====== STORED DATA ======
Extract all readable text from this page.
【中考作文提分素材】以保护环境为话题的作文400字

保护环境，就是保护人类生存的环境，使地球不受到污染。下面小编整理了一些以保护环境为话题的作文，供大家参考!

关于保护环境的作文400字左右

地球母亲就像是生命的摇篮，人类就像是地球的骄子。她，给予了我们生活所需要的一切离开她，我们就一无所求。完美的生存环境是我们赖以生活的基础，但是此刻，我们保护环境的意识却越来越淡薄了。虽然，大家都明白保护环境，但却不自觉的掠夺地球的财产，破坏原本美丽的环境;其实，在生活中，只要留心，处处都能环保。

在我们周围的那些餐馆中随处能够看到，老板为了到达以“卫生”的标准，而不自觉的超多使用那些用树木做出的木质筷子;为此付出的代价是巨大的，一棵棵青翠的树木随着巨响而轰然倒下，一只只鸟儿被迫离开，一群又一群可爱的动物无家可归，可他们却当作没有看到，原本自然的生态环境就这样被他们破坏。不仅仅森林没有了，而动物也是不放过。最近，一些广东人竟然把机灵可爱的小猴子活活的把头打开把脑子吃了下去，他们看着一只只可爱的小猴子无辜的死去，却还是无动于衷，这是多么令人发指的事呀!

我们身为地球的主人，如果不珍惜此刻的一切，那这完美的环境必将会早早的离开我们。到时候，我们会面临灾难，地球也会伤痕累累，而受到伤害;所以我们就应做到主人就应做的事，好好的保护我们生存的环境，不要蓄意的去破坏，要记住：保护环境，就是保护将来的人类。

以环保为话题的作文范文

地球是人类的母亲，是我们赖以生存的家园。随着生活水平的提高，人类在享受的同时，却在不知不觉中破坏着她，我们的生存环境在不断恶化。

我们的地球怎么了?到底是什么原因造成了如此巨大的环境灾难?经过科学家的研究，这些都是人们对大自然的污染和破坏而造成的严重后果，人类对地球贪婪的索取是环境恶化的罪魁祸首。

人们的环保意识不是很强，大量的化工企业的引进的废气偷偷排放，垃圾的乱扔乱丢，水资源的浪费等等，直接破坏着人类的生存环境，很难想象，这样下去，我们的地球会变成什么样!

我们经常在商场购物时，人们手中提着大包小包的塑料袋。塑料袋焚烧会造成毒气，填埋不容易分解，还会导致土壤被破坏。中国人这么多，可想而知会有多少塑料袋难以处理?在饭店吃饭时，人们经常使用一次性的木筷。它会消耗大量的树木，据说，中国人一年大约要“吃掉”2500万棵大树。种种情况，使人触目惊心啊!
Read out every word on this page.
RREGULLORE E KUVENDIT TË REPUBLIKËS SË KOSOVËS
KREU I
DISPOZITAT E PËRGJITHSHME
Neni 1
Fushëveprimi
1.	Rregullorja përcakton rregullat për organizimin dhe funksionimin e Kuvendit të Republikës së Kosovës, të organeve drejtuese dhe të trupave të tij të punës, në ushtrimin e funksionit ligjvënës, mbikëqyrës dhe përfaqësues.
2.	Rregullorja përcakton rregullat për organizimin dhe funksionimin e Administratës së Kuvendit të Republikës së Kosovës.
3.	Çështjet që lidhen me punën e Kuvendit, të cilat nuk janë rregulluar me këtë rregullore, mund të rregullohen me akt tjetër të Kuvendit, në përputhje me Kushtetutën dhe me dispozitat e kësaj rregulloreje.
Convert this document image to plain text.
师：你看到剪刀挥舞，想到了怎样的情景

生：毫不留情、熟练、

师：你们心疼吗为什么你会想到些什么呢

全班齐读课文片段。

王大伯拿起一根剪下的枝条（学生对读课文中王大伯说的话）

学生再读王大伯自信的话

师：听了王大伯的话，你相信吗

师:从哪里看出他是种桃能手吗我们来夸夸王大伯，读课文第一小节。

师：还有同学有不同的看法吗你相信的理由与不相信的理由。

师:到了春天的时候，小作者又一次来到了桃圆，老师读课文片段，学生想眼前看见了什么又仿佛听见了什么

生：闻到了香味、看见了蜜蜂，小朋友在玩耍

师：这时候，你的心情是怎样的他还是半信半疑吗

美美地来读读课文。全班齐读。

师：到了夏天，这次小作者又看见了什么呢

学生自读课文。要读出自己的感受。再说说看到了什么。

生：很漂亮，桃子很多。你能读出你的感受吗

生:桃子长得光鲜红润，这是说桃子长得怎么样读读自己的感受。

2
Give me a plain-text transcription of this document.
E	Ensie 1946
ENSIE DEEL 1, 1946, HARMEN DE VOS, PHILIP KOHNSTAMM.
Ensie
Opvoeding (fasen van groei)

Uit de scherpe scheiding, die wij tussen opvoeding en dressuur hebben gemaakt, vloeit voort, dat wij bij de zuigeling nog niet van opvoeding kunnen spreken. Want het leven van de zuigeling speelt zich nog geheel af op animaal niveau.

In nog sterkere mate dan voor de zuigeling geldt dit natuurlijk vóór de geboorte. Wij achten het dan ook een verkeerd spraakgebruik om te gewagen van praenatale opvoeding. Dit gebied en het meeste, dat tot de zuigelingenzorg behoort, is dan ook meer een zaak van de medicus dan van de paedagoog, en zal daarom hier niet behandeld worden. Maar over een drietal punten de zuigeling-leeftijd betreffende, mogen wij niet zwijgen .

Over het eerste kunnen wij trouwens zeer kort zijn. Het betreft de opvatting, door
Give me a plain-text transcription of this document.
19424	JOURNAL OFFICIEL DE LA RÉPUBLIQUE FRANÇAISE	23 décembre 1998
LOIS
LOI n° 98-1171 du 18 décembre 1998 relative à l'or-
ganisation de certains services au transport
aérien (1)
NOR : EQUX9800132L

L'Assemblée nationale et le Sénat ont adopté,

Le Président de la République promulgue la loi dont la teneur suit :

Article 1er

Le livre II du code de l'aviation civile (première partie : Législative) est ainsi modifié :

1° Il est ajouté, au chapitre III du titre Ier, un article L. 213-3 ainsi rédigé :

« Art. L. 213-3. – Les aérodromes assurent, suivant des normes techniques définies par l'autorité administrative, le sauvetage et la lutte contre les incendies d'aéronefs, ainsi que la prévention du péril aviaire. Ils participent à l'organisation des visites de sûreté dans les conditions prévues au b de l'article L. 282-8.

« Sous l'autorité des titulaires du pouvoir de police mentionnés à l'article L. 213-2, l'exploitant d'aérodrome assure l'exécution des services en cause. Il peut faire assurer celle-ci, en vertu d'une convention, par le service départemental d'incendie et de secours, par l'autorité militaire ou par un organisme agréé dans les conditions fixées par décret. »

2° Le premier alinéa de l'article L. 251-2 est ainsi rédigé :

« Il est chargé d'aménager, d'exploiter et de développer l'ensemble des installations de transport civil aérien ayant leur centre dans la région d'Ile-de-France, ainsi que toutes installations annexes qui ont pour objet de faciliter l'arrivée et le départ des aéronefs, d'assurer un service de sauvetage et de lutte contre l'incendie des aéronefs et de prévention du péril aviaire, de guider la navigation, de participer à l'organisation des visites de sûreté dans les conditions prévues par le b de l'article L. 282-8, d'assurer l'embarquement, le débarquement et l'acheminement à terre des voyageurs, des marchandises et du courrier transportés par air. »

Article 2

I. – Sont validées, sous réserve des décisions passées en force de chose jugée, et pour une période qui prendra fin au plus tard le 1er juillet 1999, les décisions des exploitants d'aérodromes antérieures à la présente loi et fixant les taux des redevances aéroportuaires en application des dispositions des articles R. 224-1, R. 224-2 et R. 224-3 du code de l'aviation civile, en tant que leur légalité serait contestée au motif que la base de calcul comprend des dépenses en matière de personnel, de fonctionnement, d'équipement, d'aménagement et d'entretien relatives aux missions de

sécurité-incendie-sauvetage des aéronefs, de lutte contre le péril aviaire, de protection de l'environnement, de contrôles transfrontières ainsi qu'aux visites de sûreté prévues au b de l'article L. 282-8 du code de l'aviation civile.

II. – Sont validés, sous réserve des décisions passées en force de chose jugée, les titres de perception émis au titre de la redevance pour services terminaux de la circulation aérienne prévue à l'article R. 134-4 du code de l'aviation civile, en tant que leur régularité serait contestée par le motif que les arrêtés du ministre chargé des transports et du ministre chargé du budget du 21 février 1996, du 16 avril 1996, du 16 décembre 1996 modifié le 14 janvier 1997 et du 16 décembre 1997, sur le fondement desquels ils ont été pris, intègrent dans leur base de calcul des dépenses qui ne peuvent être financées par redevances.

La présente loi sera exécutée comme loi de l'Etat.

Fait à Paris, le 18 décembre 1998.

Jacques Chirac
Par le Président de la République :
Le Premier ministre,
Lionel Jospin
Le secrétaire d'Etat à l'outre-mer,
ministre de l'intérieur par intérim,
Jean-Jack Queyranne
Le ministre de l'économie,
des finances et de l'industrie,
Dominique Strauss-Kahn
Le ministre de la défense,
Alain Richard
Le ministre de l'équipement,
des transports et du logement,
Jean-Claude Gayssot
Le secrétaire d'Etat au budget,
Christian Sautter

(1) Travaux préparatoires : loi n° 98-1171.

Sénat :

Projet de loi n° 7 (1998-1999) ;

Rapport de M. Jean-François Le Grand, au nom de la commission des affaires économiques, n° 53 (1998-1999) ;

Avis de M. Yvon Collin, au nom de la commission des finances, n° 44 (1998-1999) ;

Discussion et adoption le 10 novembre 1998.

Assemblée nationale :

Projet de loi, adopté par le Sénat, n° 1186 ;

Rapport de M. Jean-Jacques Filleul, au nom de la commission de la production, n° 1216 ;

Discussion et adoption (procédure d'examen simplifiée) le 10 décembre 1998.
======
WORK INSTRUCTIONS: Above are several records. Count the lines among them that contain "nationale" and give only the total.

THE SOLUTION: 2